• Given information:
+---+
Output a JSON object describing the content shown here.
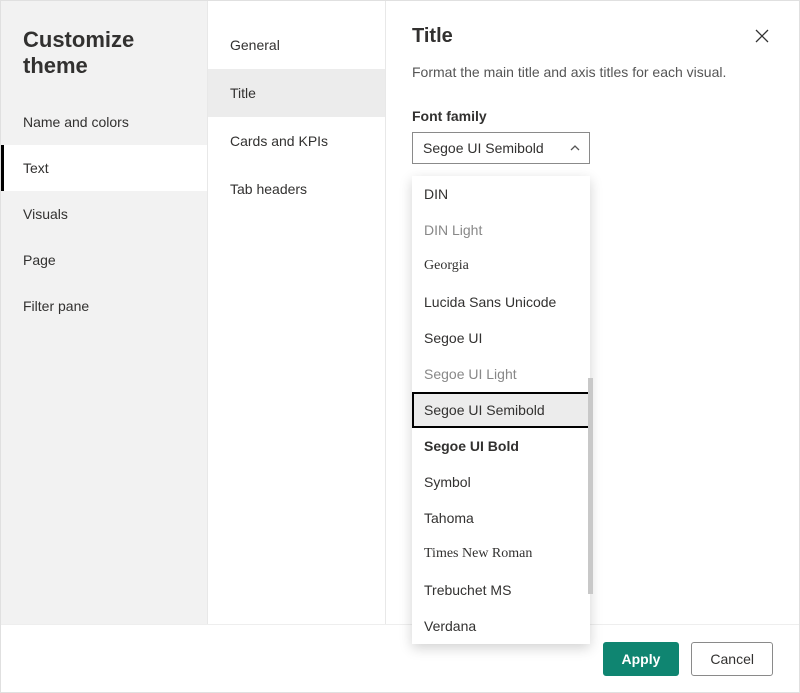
{
  "sidebar": {
    "title": "Customize theme",
    "items": [
      {
        "label": "Name and colors"
      },
      {
        "label": "Text"
      },
      {
        "label": "Visuals"
      },
      {
        "label": "Page"
      },
      {
        "label": "Filter pane"
      }
    ],
    "selected_index": 1
  },
  "subnav": {
    "items": [
      {
        "label": "General"
      },
      {
        "label": "Title"
      },
      {
        "label": "Cards and KPIs"
      },
      {
        "label": "Tab headers"
      }
    ],
    "selected_index": 1
  },
  "panel": {
    "title": "Title",
    "description": "Format the main title and axis titles for each visual.",
    "field_label": "Font family",
    "selected_font": "Segoe UI Semibold"
  },
  "font_options": [
    {
      "label": "DIN",
      "css": "font-family:Arial,sans-serif;"
    },
    {
      "label": "DIN Light",
      "css": "font-family:Arial,sans-serif;font-weight:300;color:#888;"
    },
    {
      "label": "Georgia",
      "css": "font-family:Georgia,serif;"
    },
    {
      "label": "Lucida Sans Unicode",
      "css": "font-family:'Lucida Sans Unicode',sans-serif;"
    },
    {
      "label": "Segoe UI",
      "css": "font-family:'Segoe UI',sans-serif;"
    },
    {
      "label": "Segoe UI Light",
      "css": "font-family:'Segoe UI',sans-serif;font-weight:300;color:#888;"
    },
    {
      "label": "Segoe UI Semibold",
      "css": "font-family:'Segoe UI',sans-serif;font-weight:500;"
    },
    {
      "label": "Segoe UI Bold",
      "css": "font-family:'Segoe UI',sans-serif;font-weight:700;"
    },
    {
      "label": "Symbol",
      "css": "font-family:'Segoe UI',sans-serif;"
    },
    {
      "label": "Tahoma",
      "css": "font-family:Tahoma,sans-serif;"
    },
    {
      "label": "Times New Roman",
      "css": "font-family:'Times New Roman',serif;"
    },
    {
      "label": "Trebuchet MS",
      "css": "font-family:'Trebuchet MS',sans-serif;"
    },
    {
      "label": "Verdana",
      "css": "font-family:Verdana,sans-serif;"
    }
  ],
  "footer": {
    "apply_label": "Apply",
    "cancel_label": "Cancel"
  }
}
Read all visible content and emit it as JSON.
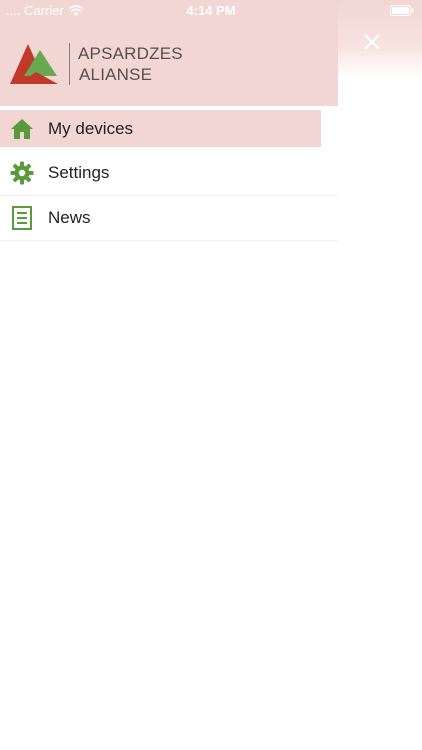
{
  "status_bar": {
    "carrier": ".... Carrier",
    "time": "4:14 PM"
  },
  "header": {
    "logo_line1": "APSARDZES",
    "logo_line2": "ALIANSE"
  },
  "menu": {
    "items": [
      {
        "label": "My devices",
        "icon": "home-icon",
        "active": true
      },
      {
        "label": "Settings",
        "icon": "gear-icon",
        "active": false
      },
      {
        "label": "News",
        "icon": "news-icon",
        "active": false
      }
    ]
  },
  "colors": {
    "header_bg": "#f1d6d3",
    "active_bg": "#f1d6d3",
    "icon_green": "#5b9a3a",
    "logo_red": "#c0392b",
    "logo_green": "#6aa84f"
  }
}
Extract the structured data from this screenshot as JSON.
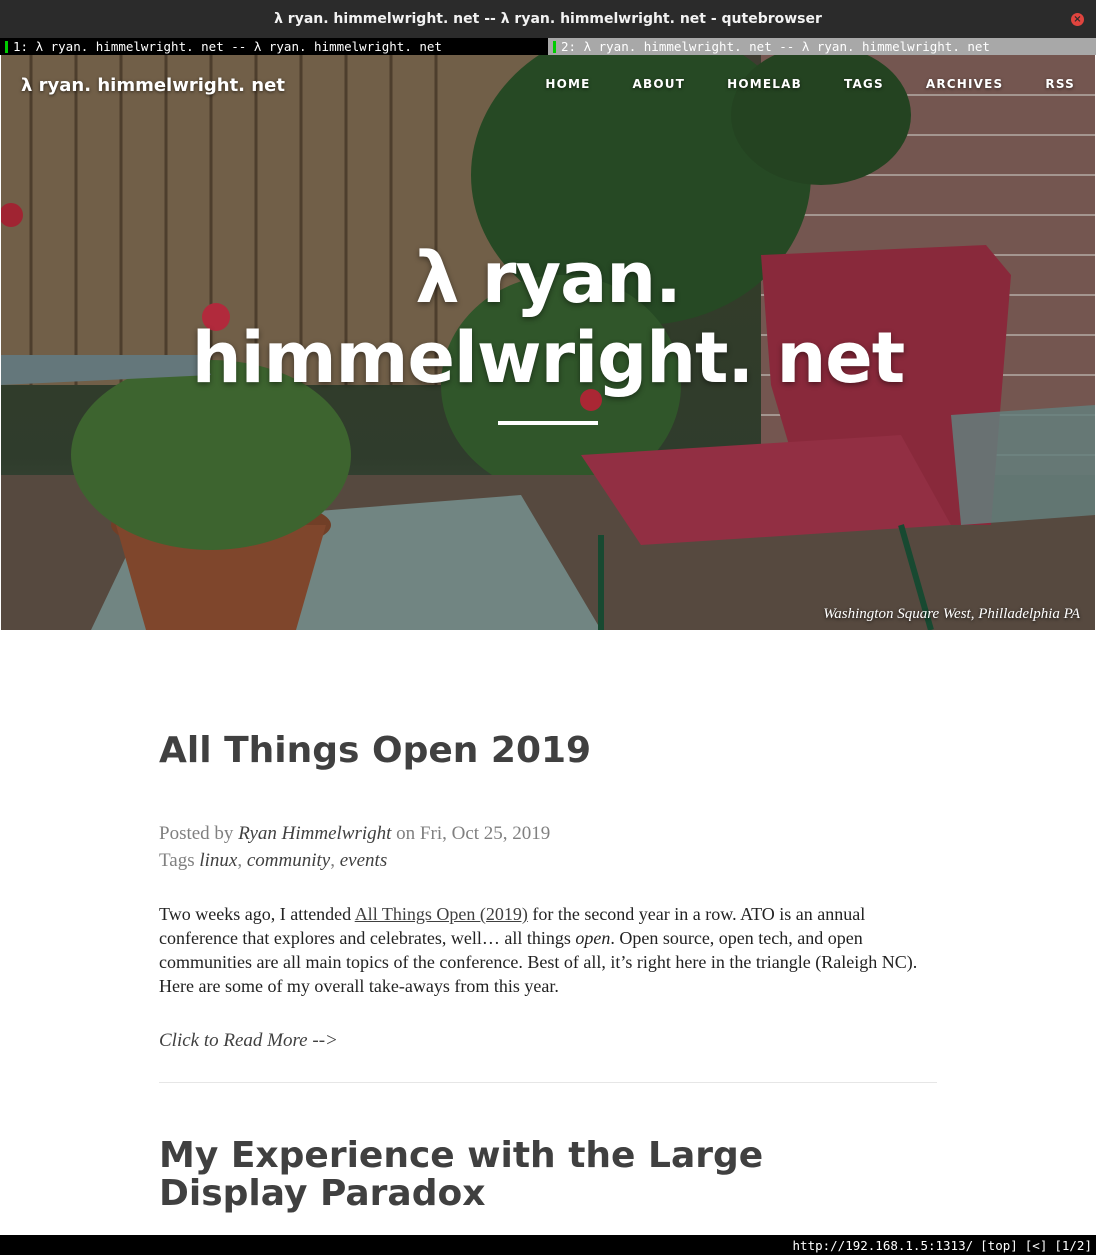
{
  "window": {
    "title": "λ ryan. himmelwright. net -- λ ryan. himmelwright. net - qutebrowser"
  },
  "tabs": [
    {
      "label": "1: λ ryan. himmelwright. net -- λ ryan. himmelwright. net",
      "active": true
    },
    {
      "label": "2: λ ryan. himmelwright. net -- λ ryan. himmelwright. net",
      "active": false
    }
  ],
  "site": {
    "brand": "λ ryan. himmelwright. net",
    "nav": [
      "HOME",
      "ABOUT",
      "HOMELAB",
      "TAGS",
      "ARCHIVES",
      "RSS"
    ],
    "hero_title_line1": "λ ryan.",
    "hero_title_line2": "himmelwright. net",
    "hero_caption": "Washington Square West, Philladelphia PA"
  },
  "posts": [
    {
      "title": "All Things Open 2019",
      "posted_by_label": "Posted by",
      "author": "Ryan Himmelwright",
      "date_text": "on Fri, Oct 25, 2019",
      "tags_label": "Tags",
      "tags": [
        "linux",
        "community",
        "events"
      ],
      "excerpt_before_link": "Two weeks ago, I attended ",
      "excerpt_link": "All Things Open (2019)",
      "excerpt_mid": " for the second year in a row. ATO is an annual conference that explores and celebrates, well… all things ",
      "excerpt_em": "open",
      "excerpt_after": ". Open source, open tech, and open communities are all main topics of the conference. Best of all, it’s right here in the triangle (Raleigh NC). Here are some of my overall take-aways from this year.",
      "read_more": "Click to Read More -->"
    },
    {
      "title": "My Experience with the Large Display Paradox"
    }
  ],
  "statusbar": {
    "url": "http://192.168.1.5:1313/",
    "scroll": "[top]",
    "history": "[<]",
    "tab_index": "[1/2]"
  },
  "colors": {
    "titlebar": "#2b2b2b",
    "tab_active": "#000000",
    "tab_inactive": "#a8a8a8",
    "tab_indicator": "#00cc00",
    "close_button": "#e0443e",
    "text_dark": "#404040",
    "text_meta": "#808080"
  },
  "icons": {
    "close": "close-icon",
    "tab_indicator": "tab-indicator-icon"
  }
}
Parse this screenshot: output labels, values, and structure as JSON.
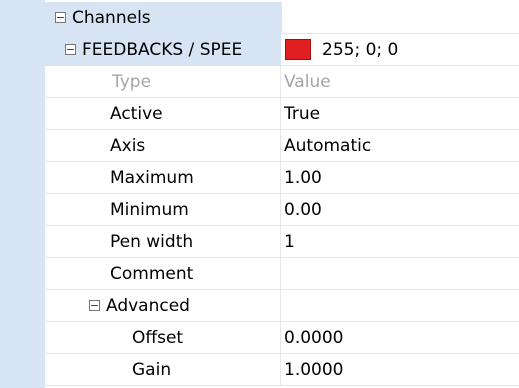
+---+
• Aim:
Using the records above, say how many lines include the string "Unicode". Only the number is wanted.

• Output for this task:
2